**Goal:** Scan the records for the word "Sort". Copy each line that includes it.

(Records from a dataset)

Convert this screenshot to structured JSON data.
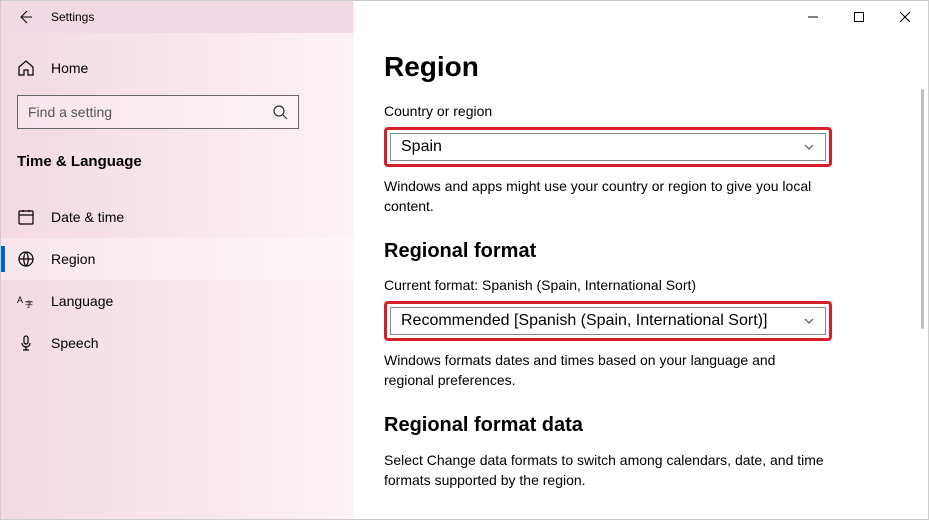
{
  "titlebar": {
    "title": "Settings"
  },
  "sidebar": {
    "home_label": "Home",
    "search_placeholder": "Find a setting",
    "category": "Time & Language",
    "items": [
      {
        "label": "Date & time"
      },
      {
        "label": "Region"
      },
      {
        "label": "Language"
      },
      {
        "label": "Speech"
      }
    ]
  },
  "content": {
    "page_title": "Region",
    "country_label": "Country or region",
    "country_value": "Spain",
    "country_desc": "Windows and apps might use your country or region to give you local content.",
    "format_title": "Regional format",
    "format_current": "Current format: Spanish (Spain, International Sort)",
    "format_value": "Recommended [Spanish (Spain, International Sort)]",
    "format_desc": "Windows formats dates and times based on your language and regional preferences.",
    "data_title": "Regional format data",
    "data_desc": "Select Change data formats to switch among calendars, date, and time formats supported by the region."
  }
}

**Complete response:**
    "format_current": "Current format: Spanish (Spain, International Sort)",
    "format_value": "Recommended [Spanish (Spain, International Sort)]",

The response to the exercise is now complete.